(Dataset items)
((

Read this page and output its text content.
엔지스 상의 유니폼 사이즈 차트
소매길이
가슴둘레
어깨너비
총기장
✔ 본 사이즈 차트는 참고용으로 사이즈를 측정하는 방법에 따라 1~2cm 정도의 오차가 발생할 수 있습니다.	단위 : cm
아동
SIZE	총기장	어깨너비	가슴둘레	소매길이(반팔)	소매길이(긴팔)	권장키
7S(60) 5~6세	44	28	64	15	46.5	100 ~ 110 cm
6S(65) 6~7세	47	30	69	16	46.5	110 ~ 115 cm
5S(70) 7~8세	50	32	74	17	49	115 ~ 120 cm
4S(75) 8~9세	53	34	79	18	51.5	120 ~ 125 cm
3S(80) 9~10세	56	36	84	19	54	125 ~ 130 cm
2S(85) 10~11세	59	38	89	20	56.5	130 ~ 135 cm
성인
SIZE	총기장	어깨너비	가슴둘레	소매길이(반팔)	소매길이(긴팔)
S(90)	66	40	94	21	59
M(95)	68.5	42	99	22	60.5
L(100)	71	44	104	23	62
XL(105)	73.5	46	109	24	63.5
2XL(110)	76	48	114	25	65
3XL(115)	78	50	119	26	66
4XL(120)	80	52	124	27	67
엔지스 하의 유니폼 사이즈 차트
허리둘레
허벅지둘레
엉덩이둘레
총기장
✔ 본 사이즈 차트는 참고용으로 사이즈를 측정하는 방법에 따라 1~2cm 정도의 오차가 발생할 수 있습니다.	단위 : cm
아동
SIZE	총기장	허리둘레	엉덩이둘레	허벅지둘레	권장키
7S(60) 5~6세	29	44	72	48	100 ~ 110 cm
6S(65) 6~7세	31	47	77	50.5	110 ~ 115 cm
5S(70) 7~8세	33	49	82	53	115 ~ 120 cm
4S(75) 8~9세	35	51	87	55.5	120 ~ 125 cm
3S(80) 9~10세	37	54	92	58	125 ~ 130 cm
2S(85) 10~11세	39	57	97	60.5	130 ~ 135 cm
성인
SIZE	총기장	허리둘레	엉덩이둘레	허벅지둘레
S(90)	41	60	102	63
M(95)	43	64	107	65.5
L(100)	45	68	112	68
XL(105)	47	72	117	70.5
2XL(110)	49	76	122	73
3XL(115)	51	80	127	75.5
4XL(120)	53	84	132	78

))

Extract every line above that contains the word "소매길이".

소매길이
SIZE	총기장	어깨너비	가슴둘레	소매길이(반팔)	소매길이(긴팔)	권장키
SIZE	총기장	어깨너비	가슴둘레	소매길이(반팔)	소매길이(긴팔)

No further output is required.